| TASK |
Output the material below in its entirety, exactly as given.
* * * *
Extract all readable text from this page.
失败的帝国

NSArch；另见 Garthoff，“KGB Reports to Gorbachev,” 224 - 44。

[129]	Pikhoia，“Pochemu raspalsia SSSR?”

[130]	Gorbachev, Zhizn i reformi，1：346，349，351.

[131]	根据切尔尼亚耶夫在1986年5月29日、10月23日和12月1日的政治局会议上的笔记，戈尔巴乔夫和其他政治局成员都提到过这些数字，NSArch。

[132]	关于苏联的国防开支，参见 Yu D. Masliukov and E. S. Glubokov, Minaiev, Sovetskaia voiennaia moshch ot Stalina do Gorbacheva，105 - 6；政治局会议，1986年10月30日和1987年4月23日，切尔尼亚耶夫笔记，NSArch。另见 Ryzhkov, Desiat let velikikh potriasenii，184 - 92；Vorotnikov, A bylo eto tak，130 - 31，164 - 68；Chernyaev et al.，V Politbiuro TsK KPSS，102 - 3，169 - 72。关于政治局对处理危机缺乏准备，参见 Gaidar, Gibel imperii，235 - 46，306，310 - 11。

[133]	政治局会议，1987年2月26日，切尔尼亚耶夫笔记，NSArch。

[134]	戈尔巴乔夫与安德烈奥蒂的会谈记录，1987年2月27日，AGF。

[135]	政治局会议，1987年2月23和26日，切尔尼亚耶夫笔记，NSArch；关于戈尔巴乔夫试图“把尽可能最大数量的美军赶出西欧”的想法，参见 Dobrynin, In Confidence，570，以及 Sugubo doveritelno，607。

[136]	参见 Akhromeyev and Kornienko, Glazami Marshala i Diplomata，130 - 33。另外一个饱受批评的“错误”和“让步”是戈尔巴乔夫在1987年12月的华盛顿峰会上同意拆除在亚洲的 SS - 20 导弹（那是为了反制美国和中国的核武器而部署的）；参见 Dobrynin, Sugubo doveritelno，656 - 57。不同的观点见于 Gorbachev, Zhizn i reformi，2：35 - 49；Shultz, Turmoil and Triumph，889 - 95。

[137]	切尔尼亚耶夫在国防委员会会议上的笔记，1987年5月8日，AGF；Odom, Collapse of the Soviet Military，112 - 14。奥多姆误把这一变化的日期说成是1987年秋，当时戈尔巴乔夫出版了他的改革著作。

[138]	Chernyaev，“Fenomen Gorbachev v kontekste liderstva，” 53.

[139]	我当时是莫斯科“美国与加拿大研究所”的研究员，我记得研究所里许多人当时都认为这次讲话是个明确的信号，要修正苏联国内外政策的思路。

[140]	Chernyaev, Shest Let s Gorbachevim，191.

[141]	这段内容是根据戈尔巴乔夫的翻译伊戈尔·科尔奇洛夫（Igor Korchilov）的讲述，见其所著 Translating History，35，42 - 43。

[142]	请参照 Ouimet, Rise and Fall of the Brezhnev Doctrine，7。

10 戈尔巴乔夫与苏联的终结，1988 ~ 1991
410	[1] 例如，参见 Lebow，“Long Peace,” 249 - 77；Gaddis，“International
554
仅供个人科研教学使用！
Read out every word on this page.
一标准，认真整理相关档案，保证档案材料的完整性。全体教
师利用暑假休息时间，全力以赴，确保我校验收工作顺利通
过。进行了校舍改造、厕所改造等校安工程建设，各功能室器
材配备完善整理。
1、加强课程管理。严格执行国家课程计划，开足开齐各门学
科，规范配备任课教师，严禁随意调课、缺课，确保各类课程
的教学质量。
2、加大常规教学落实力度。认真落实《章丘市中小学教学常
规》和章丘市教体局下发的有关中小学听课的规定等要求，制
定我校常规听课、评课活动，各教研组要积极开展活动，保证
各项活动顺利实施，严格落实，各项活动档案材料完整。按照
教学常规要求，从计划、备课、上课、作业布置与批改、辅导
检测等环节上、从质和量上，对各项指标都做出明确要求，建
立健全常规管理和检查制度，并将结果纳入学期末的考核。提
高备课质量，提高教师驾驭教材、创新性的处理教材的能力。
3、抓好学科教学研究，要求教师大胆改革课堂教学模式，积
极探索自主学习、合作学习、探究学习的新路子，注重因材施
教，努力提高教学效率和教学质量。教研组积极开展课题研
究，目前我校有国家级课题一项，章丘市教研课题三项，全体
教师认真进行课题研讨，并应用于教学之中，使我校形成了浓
* * * *
| RESPONSE TO THE EXERCISE |
Extract all readable text from this page.
失败的帝国

NSArch；另见 Garthoff，“KGB Reports to Gorbachev,” 224 - 44。

[129]	Pikhoia，“Pochemu raspalsia SSSR?”

[130]	Gorbachev, Zhizn i reformi，1：346，349，351.

[131]	根据切尔尼亚耶夫在1986年5月29日、10月23日和12月1日的政治局会议上的笔记，戈尔巴乔夫和其他政治局成员都提到过这些数字，NSArch。

[132]	关于苏联的国防开支，参见 Yu D. Masliukov and E. S. Glubokov, Minaiev, Sovetskaia voiennaia moshch ot Stalina do Gorbacheva，105 - 6；政治局会议，1986年10月30日和1987年4月23日，切尔尼亚耶夫笔记，NSArch。另见 Ryzhkov, Desiat let velikikh potriasenii，184 - 92；Vorotnikov, A bylo eto tak，130 - 31，164 - 68；Chernyaev et al.，V Politbiuro TsK KPSS，102 - 3，169 - 72。关于政治局对处理危机缺乏准备，参见 Gaidar, Gibel imperii，235 - 46，306，310 - 11。

[133]	政治局会议，1987年2月26日，切尔尼亚耶夫笔记，NSArch。

[134]	戈尔巴乔夫与安德烈奥蒂的会谈记录，1987年2月27日，AGF。

[135]	政治局会议，1987年2月23和26日，切尔尼亚耶夫笔记，NSArch；关于戈尔巴乔夫试图“把尽可能最大数量的美军赶出西欧”的想法，参见 Dobrynin, In Confidence，570，以及 Sugubo doveritelno，607。

[136]	参见 Akhromeyev and Kornienko, Glazami Marshala i Diplomata，130 - 33。另外一个饱受批评的“错误”和“让步”是戈尔巴乔夫在1987年12月的华盛顿峰会上同意拆除在亚洲的 SS - 20 导弹（那是为了反制美国和中国的核武器而部署的）；参见 Dobrynin, Sugubo doveritelno，656 - 57。不同的观点见于 Gorbachev, Zhizn i reformi，2：35 - 49；Shultz, Turmoil and Triumph，889 - 95。

[137]	切尔尼亚耶夫在国防委员会会议上的笔记，1987年5月8日，AGF；Odom, Collapse of the Soviet Military，112 - 14。奥多姆误把这一变化的日期说成是1987年秋，当时戈尔巴乔夫出版了他的改革著作。

[138]	Chernyaev，“Fenomen Gorbachev v kontekste liderstva，” 53.

[139]	我当时是莫斯科“美国与加拿大研究所”的研究员，我记得研究所里许多人当时都认为这次讲话是个明确的信号，要修正苏联国内外政策的思路。

[140]	Chernyaev, Shest Let s Gorbachevim，191.

[141]	这段内容是根据戈尔巴乔夫的翻译伊戈尔·科尔奇洛夫（Igor Korchilov）的讲述，见其所著 Translating History，35，42 - 43。

[142]	请参照 Ouimet, Rise and Fall of the Brezhnev Doctrine，7。

10 戈尔巴乔夫与苏联的终结，1988 ~ 1991
410	[1] 例如，参见 Lebow，“Long Peace,” 249 - 77；Gaddis，“International
554
仅供个人科研教学使用！
Read out every word on this page.
一标准，认真整理相关档案，保证档案材料的完整性。全体教
师利用暑假休息时间，全力以赴，确保我校验收工作顺利通
过。进行了校舍改造、厕所改造等校安工程建设，各功能室器
材配备完善整理。
1、加强课程管理。严格执行国家课程计划，开足开齐各门学
科，规范配备任课教师，严禁随意调课、缺课，确保各类课程
的教学质量。
2、加大常规教学落实力度。认真落实《章丘市中小学教学常
规》和章丘市教体局下发的有关中小学听课的规定等要求，制
定我校常规听课、评课活动，各教研组要积极开展活动，保证
各项活动顺利实施，严格落实，各项活动档案材料完整。按照
教学常规要求，从计划、备课、上课、作业布置与批改、辅导
检测等环节上、从质和量上，对各项指标都做出明确要求，建
立健全常规管理和检查制度，并将结果纳入学期末的考核。提
高备课质量，提高教师驾驭教材、创新性的处理教材的能力。
3、抓好学科教学研究，要求教师大胆改革课堂教学模式，积
极探索自主学习、合作学习、探究学习的新路子，注重因材施
教，努力提高教学效率和教学质量。教研组积极开展课题研
究，目前我校有国家级课题一项，章丘市教研课题三项，全体
教师认真进行课题研讨，并应用于教学之中，使我校形成了浓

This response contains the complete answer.